====== Fragmento del texto

La muralla de Adriano,
construida hace 2.000 años en el norte de Inglaterra por orden del emperador
romano del mismo nombre -con la participación de mercenarios astures que
realizaban labores de reconocimiento y alguna que otra escaramuza en los
ejércitos que luchaban contra ellos-, sobrevivió durante casi 300 años a las
invasiones de los bárbaros, pero quizá no logre resistir a las botas de los
centenares de turistas que la visitan diariamente.
La erosión del muro, que mandó
construir en el año 122 de nuestra era el emperador nacido en Itálica (Sevilla)
y sobrino nieto de Trajano, es tan grave que la Unesco, que lo declaró allá por
1987 Patrimonio de la Humanidad, podría incluirlo en breve en su lista de
monumentos «amenazados». La muralla, ya cerca de Escocia y cuya construcción se
prolongó durante más de un lustro, está flanqueada por dos importantes ciudades:
Newcastle (antes Pons Aelius) y Carlisle (antigua Maglona), capitales,
respectivamente, de Northumberland y Cumbria, dos regiones fronterizas.
En un principio se extendía a
lo largo de 80 millas romanas (117 kilómetros), desde el golfo de Solway, en el
Oeste, hasta la desembocadura del río Tyne, en el Este, y su función principal
fue militar: la de defender el territorio sometido del sur Britannia de las
invasiones bárbaras del Norte, especialmente de las revoltosas tribus de
Caledonia, aunque se cree que también servía de barrera aduanera. También marcó
la frontera de la jurisdicción civil romana.

============

_Lo que se pide_
Imprime sin cambios el pasaje del texto sobre la muralla de Adriano que va entre "La erosión del" y "dos regiones fronterizas.", ambos incluidos. Los datos no desempeñan ningún papel en esto.

====== Datos proporcionados

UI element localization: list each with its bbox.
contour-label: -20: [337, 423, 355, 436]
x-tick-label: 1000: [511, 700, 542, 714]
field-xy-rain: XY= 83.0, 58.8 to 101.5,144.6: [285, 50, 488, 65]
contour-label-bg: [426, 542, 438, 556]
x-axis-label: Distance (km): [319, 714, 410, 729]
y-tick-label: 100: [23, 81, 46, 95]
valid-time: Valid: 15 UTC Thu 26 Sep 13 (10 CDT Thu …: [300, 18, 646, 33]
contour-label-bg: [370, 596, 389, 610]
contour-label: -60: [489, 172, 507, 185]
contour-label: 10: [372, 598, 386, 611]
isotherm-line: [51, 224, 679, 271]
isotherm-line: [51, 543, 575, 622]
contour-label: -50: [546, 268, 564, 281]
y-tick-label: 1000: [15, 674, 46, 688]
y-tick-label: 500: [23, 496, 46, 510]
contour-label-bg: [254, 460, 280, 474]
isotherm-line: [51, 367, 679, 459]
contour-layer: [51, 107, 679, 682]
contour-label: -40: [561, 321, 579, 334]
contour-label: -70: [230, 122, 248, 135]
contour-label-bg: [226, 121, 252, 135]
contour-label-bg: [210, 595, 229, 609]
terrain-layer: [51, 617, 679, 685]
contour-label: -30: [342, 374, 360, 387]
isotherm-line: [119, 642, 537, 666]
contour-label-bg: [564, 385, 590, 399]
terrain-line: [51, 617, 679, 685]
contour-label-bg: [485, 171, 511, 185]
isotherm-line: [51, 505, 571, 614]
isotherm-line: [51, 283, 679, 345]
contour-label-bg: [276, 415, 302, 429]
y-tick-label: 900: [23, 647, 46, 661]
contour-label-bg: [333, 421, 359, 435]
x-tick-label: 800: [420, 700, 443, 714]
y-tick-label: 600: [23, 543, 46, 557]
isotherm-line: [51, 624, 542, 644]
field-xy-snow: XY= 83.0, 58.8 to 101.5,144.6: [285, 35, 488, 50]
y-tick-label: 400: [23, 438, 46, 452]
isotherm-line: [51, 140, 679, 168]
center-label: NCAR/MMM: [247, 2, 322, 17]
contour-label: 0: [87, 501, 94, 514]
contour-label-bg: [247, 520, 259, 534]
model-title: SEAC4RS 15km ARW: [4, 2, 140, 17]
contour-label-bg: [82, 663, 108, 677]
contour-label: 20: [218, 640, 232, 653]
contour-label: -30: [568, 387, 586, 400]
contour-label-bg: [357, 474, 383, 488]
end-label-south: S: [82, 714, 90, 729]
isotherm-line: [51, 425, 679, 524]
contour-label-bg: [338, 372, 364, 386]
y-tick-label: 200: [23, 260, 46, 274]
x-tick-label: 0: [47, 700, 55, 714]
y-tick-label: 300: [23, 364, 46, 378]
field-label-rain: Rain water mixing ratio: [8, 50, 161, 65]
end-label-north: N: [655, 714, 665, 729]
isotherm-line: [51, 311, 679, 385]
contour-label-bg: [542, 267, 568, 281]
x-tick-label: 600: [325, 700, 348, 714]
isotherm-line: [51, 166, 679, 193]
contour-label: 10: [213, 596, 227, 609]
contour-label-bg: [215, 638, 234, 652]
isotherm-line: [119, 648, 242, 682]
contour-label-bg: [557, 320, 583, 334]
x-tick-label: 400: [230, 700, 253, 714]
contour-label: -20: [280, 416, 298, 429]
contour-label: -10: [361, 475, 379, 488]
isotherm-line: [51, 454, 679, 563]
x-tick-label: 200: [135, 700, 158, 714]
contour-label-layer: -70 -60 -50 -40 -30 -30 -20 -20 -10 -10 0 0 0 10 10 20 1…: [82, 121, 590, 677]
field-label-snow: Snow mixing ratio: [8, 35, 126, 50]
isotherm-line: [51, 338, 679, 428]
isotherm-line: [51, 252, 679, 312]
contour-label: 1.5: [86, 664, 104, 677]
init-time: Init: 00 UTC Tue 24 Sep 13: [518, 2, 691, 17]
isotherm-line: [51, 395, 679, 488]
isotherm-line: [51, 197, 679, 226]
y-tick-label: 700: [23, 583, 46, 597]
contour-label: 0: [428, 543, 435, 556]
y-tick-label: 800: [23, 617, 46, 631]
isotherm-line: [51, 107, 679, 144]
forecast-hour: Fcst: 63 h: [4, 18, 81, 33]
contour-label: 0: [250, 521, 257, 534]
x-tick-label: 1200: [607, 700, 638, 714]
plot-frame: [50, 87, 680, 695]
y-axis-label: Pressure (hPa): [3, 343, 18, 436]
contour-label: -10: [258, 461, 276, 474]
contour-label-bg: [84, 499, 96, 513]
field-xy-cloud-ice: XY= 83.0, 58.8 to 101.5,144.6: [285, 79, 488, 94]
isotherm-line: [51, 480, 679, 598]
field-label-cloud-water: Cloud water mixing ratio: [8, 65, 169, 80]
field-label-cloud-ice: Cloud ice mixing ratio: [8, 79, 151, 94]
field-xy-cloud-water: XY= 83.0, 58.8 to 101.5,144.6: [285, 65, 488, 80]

============

_Tarea resuelta_
La erosión del muro, que mandó
construir en el año 122 de nuestra era el emperador nacido en Itálica (Sevilla)
y sobrino nieto de Trajano, es tan grave que la Unesco, que lo declaró allá por
1987 Patrimonio de la Humanidad, podría incluirlo en breve en su lista de
monumentos «amenazados». La muralla, ya cerca de Escocia y cuya construcción se
prolongó durante más de un lustro, está flanqueada por dos importantes ciudades:
Newcastle (antes Pons Aelius) y Carlisle (antigua Maglona), capitales,
respectivamente, de Northumberland y Cumbria, dos regiones fronterizas.